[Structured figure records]
* Begin *
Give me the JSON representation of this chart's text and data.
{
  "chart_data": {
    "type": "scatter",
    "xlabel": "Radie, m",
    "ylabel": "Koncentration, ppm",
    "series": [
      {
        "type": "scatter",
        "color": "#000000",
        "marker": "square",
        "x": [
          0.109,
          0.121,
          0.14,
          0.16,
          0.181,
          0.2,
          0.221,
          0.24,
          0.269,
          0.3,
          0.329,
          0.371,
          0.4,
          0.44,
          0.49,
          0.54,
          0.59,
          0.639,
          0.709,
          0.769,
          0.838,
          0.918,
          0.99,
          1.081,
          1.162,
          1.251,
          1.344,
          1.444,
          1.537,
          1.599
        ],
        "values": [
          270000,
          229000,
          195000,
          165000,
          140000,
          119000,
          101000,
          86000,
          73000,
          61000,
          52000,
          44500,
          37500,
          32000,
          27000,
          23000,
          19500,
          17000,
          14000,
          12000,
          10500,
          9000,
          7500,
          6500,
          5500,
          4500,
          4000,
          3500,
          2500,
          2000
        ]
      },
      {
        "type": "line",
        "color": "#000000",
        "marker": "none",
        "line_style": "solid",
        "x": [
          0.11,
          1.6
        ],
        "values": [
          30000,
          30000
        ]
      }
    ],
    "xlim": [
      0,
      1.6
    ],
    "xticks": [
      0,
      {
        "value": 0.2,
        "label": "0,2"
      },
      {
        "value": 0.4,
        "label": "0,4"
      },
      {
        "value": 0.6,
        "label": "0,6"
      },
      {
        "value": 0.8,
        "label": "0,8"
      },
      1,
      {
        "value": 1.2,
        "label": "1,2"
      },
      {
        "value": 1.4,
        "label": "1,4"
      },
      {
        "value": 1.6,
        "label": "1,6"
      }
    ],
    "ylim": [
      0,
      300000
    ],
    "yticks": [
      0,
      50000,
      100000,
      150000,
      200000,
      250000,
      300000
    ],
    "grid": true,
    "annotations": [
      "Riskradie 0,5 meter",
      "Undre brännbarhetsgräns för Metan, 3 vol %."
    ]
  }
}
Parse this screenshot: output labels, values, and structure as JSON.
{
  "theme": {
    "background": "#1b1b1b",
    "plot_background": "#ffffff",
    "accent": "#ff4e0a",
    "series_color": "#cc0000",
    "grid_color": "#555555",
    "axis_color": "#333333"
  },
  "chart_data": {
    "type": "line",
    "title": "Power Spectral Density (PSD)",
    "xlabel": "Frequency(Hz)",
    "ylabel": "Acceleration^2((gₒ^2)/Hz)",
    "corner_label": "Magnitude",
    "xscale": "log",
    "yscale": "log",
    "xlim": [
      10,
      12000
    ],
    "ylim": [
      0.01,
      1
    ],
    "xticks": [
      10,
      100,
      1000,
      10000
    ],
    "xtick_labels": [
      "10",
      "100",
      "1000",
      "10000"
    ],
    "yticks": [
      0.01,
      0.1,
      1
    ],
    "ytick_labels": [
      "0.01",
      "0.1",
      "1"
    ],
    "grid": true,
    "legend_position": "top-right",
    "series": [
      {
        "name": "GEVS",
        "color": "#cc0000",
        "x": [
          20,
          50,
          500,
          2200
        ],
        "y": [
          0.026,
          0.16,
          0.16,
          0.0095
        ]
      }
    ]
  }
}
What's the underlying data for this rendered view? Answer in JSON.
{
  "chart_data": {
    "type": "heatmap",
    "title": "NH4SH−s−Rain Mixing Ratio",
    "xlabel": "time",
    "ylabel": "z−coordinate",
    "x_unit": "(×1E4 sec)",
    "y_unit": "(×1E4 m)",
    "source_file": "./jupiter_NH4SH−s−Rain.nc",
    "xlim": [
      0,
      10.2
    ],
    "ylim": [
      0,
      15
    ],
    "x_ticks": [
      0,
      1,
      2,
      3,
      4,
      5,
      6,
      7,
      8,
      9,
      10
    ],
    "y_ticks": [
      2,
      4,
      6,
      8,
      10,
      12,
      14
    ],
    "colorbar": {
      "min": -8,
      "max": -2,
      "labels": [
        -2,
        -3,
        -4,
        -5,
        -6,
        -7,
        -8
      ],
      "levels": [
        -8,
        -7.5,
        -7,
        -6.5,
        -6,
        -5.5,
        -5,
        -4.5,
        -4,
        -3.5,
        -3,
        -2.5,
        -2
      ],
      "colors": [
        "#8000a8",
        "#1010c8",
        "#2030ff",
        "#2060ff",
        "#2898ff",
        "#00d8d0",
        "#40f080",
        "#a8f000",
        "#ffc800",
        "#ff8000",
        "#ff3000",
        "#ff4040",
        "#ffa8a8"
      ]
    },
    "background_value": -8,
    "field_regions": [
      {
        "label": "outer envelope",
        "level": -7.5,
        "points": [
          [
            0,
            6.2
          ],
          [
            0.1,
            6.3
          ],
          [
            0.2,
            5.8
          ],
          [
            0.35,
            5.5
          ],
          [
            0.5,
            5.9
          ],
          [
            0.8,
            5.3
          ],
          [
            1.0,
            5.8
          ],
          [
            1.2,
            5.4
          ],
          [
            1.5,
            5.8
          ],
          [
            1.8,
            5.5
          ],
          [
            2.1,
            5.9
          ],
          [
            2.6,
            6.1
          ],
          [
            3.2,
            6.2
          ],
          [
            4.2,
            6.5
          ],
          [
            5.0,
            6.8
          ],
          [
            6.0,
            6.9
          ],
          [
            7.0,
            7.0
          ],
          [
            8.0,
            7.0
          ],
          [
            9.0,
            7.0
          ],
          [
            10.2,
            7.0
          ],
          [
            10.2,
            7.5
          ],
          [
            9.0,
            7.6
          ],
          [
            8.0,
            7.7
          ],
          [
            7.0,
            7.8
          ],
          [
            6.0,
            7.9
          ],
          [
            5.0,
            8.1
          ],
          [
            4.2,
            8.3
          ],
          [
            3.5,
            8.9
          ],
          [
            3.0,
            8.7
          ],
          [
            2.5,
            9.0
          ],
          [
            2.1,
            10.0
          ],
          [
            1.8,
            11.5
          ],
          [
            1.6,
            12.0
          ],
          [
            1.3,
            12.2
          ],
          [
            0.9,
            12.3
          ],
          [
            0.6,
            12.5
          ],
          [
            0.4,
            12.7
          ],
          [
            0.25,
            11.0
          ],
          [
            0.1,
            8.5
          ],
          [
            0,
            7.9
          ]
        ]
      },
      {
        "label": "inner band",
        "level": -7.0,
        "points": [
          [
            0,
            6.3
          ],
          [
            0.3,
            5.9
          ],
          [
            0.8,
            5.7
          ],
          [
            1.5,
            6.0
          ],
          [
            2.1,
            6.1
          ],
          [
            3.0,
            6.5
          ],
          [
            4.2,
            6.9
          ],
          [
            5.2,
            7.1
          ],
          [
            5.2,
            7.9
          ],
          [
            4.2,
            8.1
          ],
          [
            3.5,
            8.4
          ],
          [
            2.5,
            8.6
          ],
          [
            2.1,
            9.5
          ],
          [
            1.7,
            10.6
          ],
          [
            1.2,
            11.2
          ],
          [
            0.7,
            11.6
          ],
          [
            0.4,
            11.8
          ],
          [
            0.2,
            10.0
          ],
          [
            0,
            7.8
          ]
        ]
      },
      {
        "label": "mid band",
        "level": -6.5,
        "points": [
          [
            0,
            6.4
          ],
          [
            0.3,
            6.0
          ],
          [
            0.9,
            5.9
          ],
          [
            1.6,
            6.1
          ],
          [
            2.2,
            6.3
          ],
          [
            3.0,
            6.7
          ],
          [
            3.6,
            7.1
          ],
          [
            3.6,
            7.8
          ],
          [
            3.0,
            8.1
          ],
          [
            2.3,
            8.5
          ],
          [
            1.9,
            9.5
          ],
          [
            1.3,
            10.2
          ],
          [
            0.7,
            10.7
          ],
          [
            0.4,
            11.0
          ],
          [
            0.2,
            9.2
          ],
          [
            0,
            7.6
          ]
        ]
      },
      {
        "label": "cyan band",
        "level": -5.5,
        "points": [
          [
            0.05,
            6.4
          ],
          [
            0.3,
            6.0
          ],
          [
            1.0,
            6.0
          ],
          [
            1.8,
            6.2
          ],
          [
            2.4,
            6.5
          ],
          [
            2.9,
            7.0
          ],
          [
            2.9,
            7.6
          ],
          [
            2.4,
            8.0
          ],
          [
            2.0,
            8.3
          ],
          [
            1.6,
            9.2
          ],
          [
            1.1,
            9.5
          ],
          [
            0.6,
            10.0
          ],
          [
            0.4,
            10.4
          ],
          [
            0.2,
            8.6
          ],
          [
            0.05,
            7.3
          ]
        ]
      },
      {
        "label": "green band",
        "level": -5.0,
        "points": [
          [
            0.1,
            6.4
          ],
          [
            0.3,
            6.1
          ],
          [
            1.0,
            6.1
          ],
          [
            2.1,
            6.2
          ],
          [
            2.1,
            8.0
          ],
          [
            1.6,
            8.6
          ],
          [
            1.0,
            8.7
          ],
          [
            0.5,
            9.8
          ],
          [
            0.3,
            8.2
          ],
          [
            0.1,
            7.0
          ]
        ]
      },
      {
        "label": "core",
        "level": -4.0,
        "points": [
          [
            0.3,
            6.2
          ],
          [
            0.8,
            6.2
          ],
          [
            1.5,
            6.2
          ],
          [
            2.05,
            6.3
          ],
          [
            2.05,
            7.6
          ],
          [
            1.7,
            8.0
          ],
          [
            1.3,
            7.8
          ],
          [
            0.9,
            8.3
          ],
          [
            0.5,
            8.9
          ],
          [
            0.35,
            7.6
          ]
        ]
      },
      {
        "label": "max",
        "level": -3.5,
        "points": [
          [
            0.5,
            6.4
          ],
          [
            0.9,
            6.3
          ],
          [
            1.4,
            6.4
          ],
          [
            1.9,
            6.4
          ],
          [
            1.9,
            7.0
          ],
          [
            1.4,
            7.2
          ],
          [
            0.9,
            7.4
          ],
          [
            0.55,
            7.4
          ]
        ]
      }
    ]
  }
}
* End *
Scan the listing above for the word "band" and copy every line that holds it.

        "label": "inner band",
        "label": "mid band",
        "label": "cyan band",
        "label": "green band",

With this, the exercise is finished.